- **WORKING DATA**
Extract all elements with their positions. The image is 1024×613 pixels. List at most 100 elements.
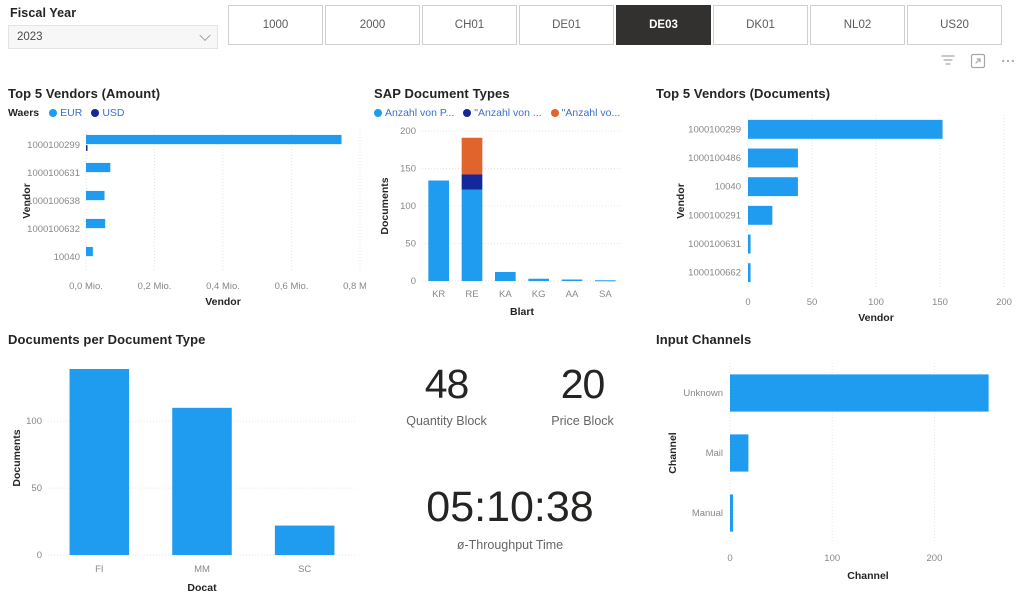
visual-documents-per-document-type[interactable]: Documents per Document Type 0 50 100 FI MM SC… <box>8 332 366 607</box>
tab-ch01[interactable]: CH01 <box>422 5 517 45</box>
axis-text: 1000100299 <box>27 140 80 151</box>
axis-text: 1000100662 <box>688 268 741 279</box>
bar-eur[interactable] <box>86 218 106 229</box>
bar[interactable] <box>730 374 989 412</box>
chart-plot-area: 0 50 100 150 200 1000100299 1000100486 10040 100… <box>675 115 1012 324</box>
bar-segment-0[interactable] <box>495 272 516 281</box>
axis-text: KG <box>532 289 546 300</box>
tab-label: DE01 <box>552 19 581 31</box>
bar-eur[interactable] <box>86 246 93 257</box>
bar[interactable] <box>748 119 943 139</box>
axis-text: 0 <box>745 297 750 308</box>
legend-swatch <box>91 109 100 117</box>
bar[interactable] <box>748 148 798 168</box>
axis-text: 50 <box>405 239 416 250</box>
axis-text: Channel <box>667 432 679 474</box>
chart-plot-area: 0 50 100 150 200 KR RE KA KG AA SA Documents Blart <box>379 126 622 318</box>
axis-text: 1000100638 <box>27 196 80 207</box>
axis-text: 10040 <box>54 252 80 263</box>
bar-segment-0[interactable] <box>461 189 483 282</box>
legend-item-anzahl-1[interactable]: Anzahl von P... <box>374 107 454 119</box>
legend-item-usd[interactable]: USD <box>91 107 124 119</box>
fiscal-year-dropdown[interactable]: 2023 <box>8 25 218 49</box>
focus-mode-icon[interactable] <box>970 53 986 69</box>
bar-segment-0[interactable] <box>528 278 549 281</box>
bar-usd[interactable] <box>86 145 88 151</box>
visual-sap-document-types[interactable]: SAP Document Types Anzahl von P... "Anza… <box>374 86 646 331</box>
bar-segment-1[interactable] <box>461 174 483 190</box>
kpi-price-block[interactable]: 20 Price Block <box>551 364 614 429</box>
more-options-icon[interactable] <box>1000 53 1016 69</box>
axis-text: Vendor <box>21 183 33 219</box>
company-code-tabstrip[interactable]: 1000 2000 CH01 DE01 DE03 DK01 NL02 US20 <box>228 5 1002 45</box>
bar[interactable] <box>730 434 749 472</box>
bar-eur[interactable] <box>86 162 111 173</box>
axis-text: Docat <box>187 582 217 594</box>
legend-item-anzahl-3[interactable]: "Anzahl vo... <box>550 107 621 119</box>
chart-plot-area: 0 100 200 Unknown Mail Manual Channel Channel <box>667 363 989 582</box>
tab-label: US20 <box>940 19 969 31</box>
axis-text: KA <box>499 289 512 300</box>
bar[interactable] <box>748 234 751 254</box>
axis-text: 1000100486 <box>688 153 741 164</box>
visual-title: Documents per Document Type <box>8 332 206 347</box>
axis-text: 0,4 Mio. <box>206 281 240 292</box>
bar[interactable] <box>748 205 773 225</box>
tab-1000[interactable]: 1000 <box>228 5 323 45</box>
fiscal-year-slicer[interactable]: Fiscal Year 2023 <box>8 6 218 49</box>
kpi-throughput-time[interactable]: 05:10:38 ø-Throughput Time <box>374 483 646 553</box>
bar-segment-0[interactable] <box>561 279 583 282</box>
axis-text: Channel <box>847 570 889 582</box>
kpi-value: 05:10:38 <box>426 483 594 531</box>
bar-segment-2[interactable] <box>461 137 483 175</box>
tab-nl02[interactable]: NL02 <box>810 5 905 45</box>
bar-segment-0[interactable] <box>428 180 449 282</box>
visual-top5-vendors-amount[interactable]: Top 5 Vendors (Amount) Waers EUR USD 0,0… <box>8 86 366 331</box>
tab-de01[interactable]: DE01 <box>519 5 614 45</box>
visual-input-channels[interactable]: Input Channels 0 100 200 Unknown Mail Manual C… <box>656 332 1018 607</box>
legend-swatch <box>49 109 58 117</box>
legend-swatch <box>550 109 559 117</box>
tab-de03[interactable]: DE03 <box>616 5 711 45</box>
visual-top5-vendors-documents[interactable]: Top 5 Vendors (Documents) 0 50 100 150 200 10… <box>656 86 1018 331</box>
axis-text: Blart <box>510 306 534 318</box>
bar[interactable] <box>748 263 751 283</box>
bar-eur[interactable] <box>86 134 342 145</box>
axis-text: SA <box>599 289 612 300</box>
bar-eur[interactable] <box>86 190 105 201</box>
tab-dk01[interactable]: DK01 <box>713 5 808 45</box>
kpi-card-row: 48 Quantity Block 20 Price Block <box>374 364 646 429</box>
axis-text: 1000100291 <box>688 210 741 221</box>
kpi-caption: Quantity Block <box>406 414 487 428</box>
filter-icon[interactable] <box>940 53 956 69</box>
axis-text: 150 <box>932 297 948 308</box>
legend-label: "Anzahl vo... <box>561 107 621 119</box>
bar-segment-0[interactable] <box>595 280 616 282</box>
visual-title: Top 5 Vendors (Amount) <box>8 86 161 101</box>
kpi-quantity-block[interactable]: 48 Quantity Block <box>406 364 487 429</box>
axis-text: 0,0 Mio. <box>69 281 103 292</box>
bar[interactable] <box>730 494 734 532</box>
axis-text: AA <box>566 289 579 300</box>
bar[interactable] <box>748 177 798 197</box>
axis-text: Manual <box>692 508 723 519</box>
axis-text: Documents <box>11 429 23 486</box>
legend-item-eur[interactable]: EUR <box>49 107 82 119</box>
axis-text: 200 <box>400 126 416 137</box>
bar[interactable] <box>69 369 130 555</box>
powerbi-report-canvas: Fiscal Year 2023 1000 2000 CH01 DE01 DE03 DK0… <box>0 0 1024 613</box>
axis-text: 200 <box>927 553 943 564</box>
legend-item-anzahl-2[interactable]: "Anzahl von ... <box>463 107 542 119</box>
legend-swatch <box>463 109 472 117</box>
legend-label: "Anzahl von ... <box>474 107 542 119</box>
bar[interactable] <box>172 407 232 555</box>
tab-us20[interactable]: US20 <box>907 5 1002 45</box>
axis-text: 0,2 Mio. <box>138 281 172 292</box>
axis-text: 0 <box>37 550 42 561</box>
sap-doctype-legend: Anzahl von P... "Anzahl von ... "Anzahl … <box>374 107 646 119</box>
bar[interactable] <box>274 525 335 555</box>
axis-text: Mail <box>706 448 723 459</box>
axis-text: SC <box>298 564 311 575</box>
legend-title: Waers <box>8 107 40 119</box>
tab-2000[interactable]: 2000 <box>325 5 420 45</box>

- **DIRECTION**
Extract every one of the lines above and reproduce them exactly, but leave the pictures out of your answer.

- **RESPONSE BELOW**
Extract all elements with their positions. The image is 1024×613 pixels. List at most 100 elements.
visual-documents-per-document-type[interactable]: Documents per Document Type 0 50 100 FI MM SC… <box>8 332 366 607</box>
tab-ch01[interactable]: CH01 <box>422 5 517 45</box>
axis-text: 1000100299 <box>27 140 80 151</box>
axis-text: 1000100662 <box>688 268 741 279</box>
bar-eur[interactable] <box>86 218 106 229</box>
bar[interactable] <box>730 374 989 412</box>
chart-plot-area: 0 50 100 150 200 1000100299 1000100486 10040 100… <box>675 115 1012 324</box>
bar-segment-0[interactable] <box>495 272 516 281</box>
axis-text: KG <box>532 289 546 300</box>
tab-label: DE01 <box>552 19 581 31</box>
bar-eur[interactable] <box>86 246 93 257</box>
bar[interactable] <box>748 119 943 139</box>
axis-text: 0 <box>745 297 750 308</box>
legend-swatch <box>91 109 100 117</box>
bar[interactable] <box>748 148 798 168</box>
axis-text: 50 <box>405 239 416 250</box>
axis-text: Channel <box>667 432 679 474</box>
chart-plot-area: 0 50 100 150 200 KR RE KA KG AA SA Documents Blart <box>379 126 622 318</box>
axis-text: 1000100638 <box>27 196 80 207</box>
axis-text: 10040 <box>54 252 80 263</box>
bar-segment-0[interactable] <box>461 189 483 282</box>
legend-item-anzahl-1[interactable]: Anzahl von P... <box>374 107 454 119</box>
legend-item-usd[interactable]: USD <box>91 107 124 119</box>
fiscal-year-dropdown[interactable]: 2023 <box>8 25 218 49</box>
focus-mode-icon[interactable] <box>970 53 986 69</box>
bar-segment-0[interactable] <box>528 278 549 281</box>
bar-usd[interactable] <box>86 145 88 151</box>
visual-sap-document-types[interactable]: SAP Document Types Anzahl von P... "Anza… <box>374 86 646 331</box>
bar-segment-1[interactable] <box>461 174 483 190</box>
kpi-price-block[interactable]: 20 Price Block <box>551 364 614 429</box>
more-options-icon[interactable] <box>1000 53 1016 69</box>
axis-text: Vendor <box>21 183 33 219</box>
company-code-tabstrip[interactable]: 1000 2000 CH01 DE01 DE03 DK01 NL02 US20 <box>228 5 1002 45</box>
bar[interactable] <box>730 434 749 472</box>
bar-eur[interactable] <box>86 162 111 173</box>
axis-text: Docat <box>187 582 217 594</box>
legend-item-anzahl-3[interactable]: "Anzahl vo... <box>550 107 621 119</box>
chart-plot-area: 0 100 200 Unknown Mail Manual Channel Channel <box>667 363 989 582</box>
tab-label: US20 <box>940 19 969 31</box>
axis-text: KA <box>499 289 512 300</box>
bar[interactable] <box>748 234 751 254</box>
axis-text: 1000100486 <box>688 153 741 164</box>
visual-title: Documents per Document Type <box>8 332 206 347</box>
axis-text: 0,4 Mio. <box>206 281 240 292</box>
bar[interactable] <box>748 205 773 225</box>
tab-1000[interactable]: 1000 <box>228 5 323 45</box>
fiscal-year-slicer[interactable]: Fiscal Year 2023 <box>8 6 218 49</box>
kpi-throughput-time[interactable]: 05:10:38 ø-Throughput Time <box>374 483 646 553</box>
bar-segment-0[interactable] <box>561 279 583 282</box>
axis-text: Channel <box>847 570 889 582</box>
kpi-value: 05:10:38 <box>426 483 594 531</box>
bar-segment-2[interactable] <box>461 137 483 175</box>
tab-nl02[interactable]: NL02 <box>810 5 905 45</box>
bar-segment-0[interactable] <box>428 180 449 282</box>
visual-top5-vendors-amount[interactable]: Top 5 Vendors (Amount) Waers EUR USD 0,0… <box>8 86 366 331</box>
tab-de01[interactable]: DE01 <box>519 5 614 45</box>
visual-input-channels[interactable]: Input Channels 0 100 200 Unknown Mail Manual C… <box>656 332 1018 607</box>
legend-swatch <box>49 109 58 117</box>
legend-swatch <box>550 109 559 117</box>
tab-de03[interactable]: DE03 <box>616 5 711 45</box>
visual-top5-vendors-documents[interactable]: Top 5 Vendors (Documents) 0 50 100 150 200 10… <box>656 86 1018 331</box>
axis-text: Blart <box>510 306 534 318</box>
bar[interactable] <box>748 263 751 283</box>
bar-eur[interactable] <box>86 134 342 145</box>
axis-text: SA <box>599 289 612 300</box>
bar-eur[interactable] <box>86 190 105 201</box>
tab-dk01[interactable]: DK01 <box>713 5 808 45</box>
kpi-card-row: 48 Quantity Block 20 Price Block <box>374 364 646 429</box>
axis-text: 1000100291 <box>688 210 741 221</box>
kpi-caption: Quantity Block <box>406 414 487 428</box>
filter-icon[interactable] <box>940 53 956 69</box>
axis-text: 150 <box>932 297 948 308</box>
legend-label: "Anzahl vo... <box>561 107 621 119</box>
bar-segment-0[interactable] <box>595 280 616 282</box>
visual-title: Top 5 Vendors (Amount) <box>8 86 161 101</box>
kpi-quantity-block[interactable]: 48 Quantity Block <box>406 364 487 429</box>
axis-text: 0,0 Mio. <box>69 281 103 292</box>
bar[interactable] <box>730 494 734 532</box>
axis-text: AA <box>566 289 579 300</box>
bar[interactable] <box>748 177 798 197</box>
axis-text: Manual <box>692 508 723 519</box>
axis-text: Documents <box>11 429 23 486</box>
legend-item-eur[interactable]: EUR <box>49 107 82 119</box>
axis-text: 200 <box>400 126 416 137</box>
bar[interactable] <box>69 369 130 555</box>
powerbi-report-canvas: Fiscal Year 2023 1000 2000 CH01 DE01 DE03 DK0… <box>0 0 1024 613</box>
axis-text: 200 <box>927 553 943 564</box>
legend-item-anzahl-2[interactable]: "Anzahl von ... <box>463 107 542 119</box>
legend-swatch <box>463 109 472 117</box>
legend-label: "Anzahl von ... <box>474 107 542 119</box>
bar[interactable] <box>172 407 232 555</box>
tab-us20[interactable]: US20 <box>907 5 1002 45</box>
axis-text: 0,2 Mio. <box>138 281 172 292</box>
axis-text: 0 <box>37 550 42 561</box>
sap-doctype-legend: Anzahl von P... "Anzahl von ... "Anzahl … <box>374 107 646 119</box>
bar[interactable] <box>274 525 335 555</box>
axis-text: Mail <box>706 448 723 459</box>
axis-text: SC <box>298 564 311 575</box>
legend-title: Waers <box>8 107 40 119</box>
tab-2000[interactable]: 2000 <box>325 5 420 45</box>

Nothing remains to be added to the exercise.